§ What this task involves
Write out every record below exactly as it appears.
..............................
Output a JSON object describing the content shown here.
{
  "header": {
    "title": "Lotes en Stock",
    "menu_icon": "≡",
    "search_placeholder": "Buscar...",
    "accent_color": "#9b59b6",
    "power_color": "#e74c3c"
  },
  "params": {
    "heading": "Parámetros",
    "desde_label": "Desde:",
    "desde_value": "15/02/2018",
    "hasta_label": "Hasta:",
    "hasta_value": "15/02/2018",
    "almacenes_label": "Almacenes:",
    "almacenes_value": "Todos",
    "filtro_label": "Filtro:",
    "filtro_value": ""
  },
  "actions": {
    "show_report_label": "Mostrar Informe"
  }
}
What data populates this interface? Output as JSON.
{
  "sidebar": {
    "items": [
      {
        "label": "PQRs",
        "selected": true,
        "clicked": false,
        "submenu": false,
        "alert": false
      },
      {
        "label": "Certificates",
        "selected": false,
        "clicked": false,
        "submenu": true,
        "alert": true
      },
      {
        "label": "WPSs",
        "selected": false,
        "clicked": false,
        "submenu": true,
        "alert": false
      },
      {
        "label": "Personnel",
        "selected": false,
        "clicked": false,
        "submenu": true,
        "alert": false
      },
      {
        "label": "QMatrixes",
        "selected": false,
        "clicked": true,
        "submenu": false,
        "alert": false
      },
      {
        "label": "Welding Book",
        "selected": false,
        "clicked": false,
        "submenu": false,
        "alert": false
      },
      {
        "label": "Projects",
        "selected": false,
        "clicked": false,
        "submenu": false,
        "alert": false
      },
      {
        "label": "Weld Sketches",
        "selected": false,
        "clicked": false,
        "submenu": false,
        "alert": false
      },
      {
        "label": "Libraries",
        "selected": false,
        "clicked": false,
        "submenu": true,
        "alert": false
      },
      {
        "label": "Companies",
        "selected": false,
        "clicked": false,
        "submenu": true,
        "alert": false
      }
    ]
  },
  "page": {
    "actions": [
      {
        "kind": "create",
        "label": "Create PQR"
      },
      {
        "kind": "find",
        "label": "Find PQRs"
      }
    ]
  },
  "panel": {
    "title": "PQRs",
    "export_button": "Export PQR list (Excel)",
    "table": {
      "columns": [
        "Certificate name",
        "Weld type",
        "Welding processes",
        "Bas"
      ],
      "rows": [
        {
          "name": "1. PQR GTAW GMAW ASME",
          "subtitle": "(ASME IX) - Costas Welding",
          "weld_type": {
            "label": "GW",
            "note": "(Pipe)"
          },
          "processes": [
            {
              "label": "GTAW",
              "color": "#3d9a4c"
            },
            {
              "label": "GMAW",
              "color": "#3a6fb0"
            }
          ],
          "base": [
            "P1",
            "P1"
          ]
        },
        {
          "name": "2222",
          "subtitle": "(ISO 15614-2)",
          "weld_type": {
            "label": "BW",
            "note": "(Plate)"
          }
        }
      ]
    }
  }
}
..............................
§ Task result
Output a JSON object describing the content shown here.
{
  "header": {
    "title": "Lotes en Stock",
    "menu_icon": "≡",
    "search_placeholder": "Buscar...",
    "accent_color": "#9b59b6",
    "power_color": "#e74c3c"
  },
  "params": {
    "heading": "Parámetros",
    "desde_label": "Desde:",
    "desde_value": "15/02/2018",
    "hasta_label": "Hasta:",
    "hasta_value": "15/02/2018",
    "almacenes_label": "Almacenes:",
    "almacenes_value": "Todos",
    "filtro_label": "Filtro:",
    "filtro_value": ""
  },
  "actions": {
    "show_report_label": "Mostrar Informe"
  }
}
What data populates this interface? Output as JSON.
{
  "sidebar": {
    "items": [
      {
        "label": "PQRs",
        "selected": true,
        "clicked": false,
        "submenu": false,
        "alert": false
      },
      {
        "label": "Certificates",
        "selected": false,
        "clicked": false,
        "submenu": true,
        "alert": true
      },
      {
        "label": "WPSs",
        "selected": false,
        "clicked": false,
        "submenu": true,
        "alert": false
      },
      {
        "label": "Personnel",
        "selected": false,
        "clicked": false,
        "submenu": true,
        "alert": false
      },
      {
        "label": "QMatrixes",
        "selected": false,
        "clicked": true,
        "submenu": false,
        "alert": false
      },
      {
        "label": "Welding Book",
        "selected": false,
        "clicked": false,
        "submenu": false,
        "alert": false
      },
      {
        "label": "Projects",
        "selected": false,
        "clicked": false,
        "submenu": false,
        "alert": false
      },
      {
        "label": "Weld Sketches",
        "selected": false,
        "clicked": false,
        "submenu": false,
        "alert": false
      },
      {
        "label": "Libraries",
        "selected": false,
        "clicked": false,
        "submenu": true,
        "alert": false
      },
      {
        "label": "Companies",
        "selected": false,
        "clicked": false,
        "submenu": true,
        "alert": false
      }
    ]
  },
  "page": {
    "actions": [
      {
        "kind": "create",
        "label": "Create PQR"
      },
      {
        "kind": "find",
        "label": "Find PQRs"
      }
    ]
  },
  "panel": {
    "title": "PQRs",
    "export_button": "Export PQR list (Excel)",
    "table": {
      "columns": [
        "Certificate name",
        "Weld type",
        "Welding processes",
        "Bas"
      ],
      "rows": [
        {
          "name": "1. PQR GTAW GMAW ASME",
          "subtitle": "(ASME IX) - Costas Welding",
          "weld_type": {
            "label": "GW",
            "note": "(Pipe)"
          },
          "processes": [
            {
              "label": "GTAW",
              "color": "#3d9a4c"
            },
            {
              "label": "GMAW",
              "color": "#3a6fb0"
            }
          ],
          "base": [
            "P1",
            "P1"
          ]
        },
        {
          "name": "2222",
          "subtitle": "(ISO 15614-2)",
          "weld_type": {
            "label": "BW",
            "note": "(Plate)"
          }
        }
      ]
    }
  }
}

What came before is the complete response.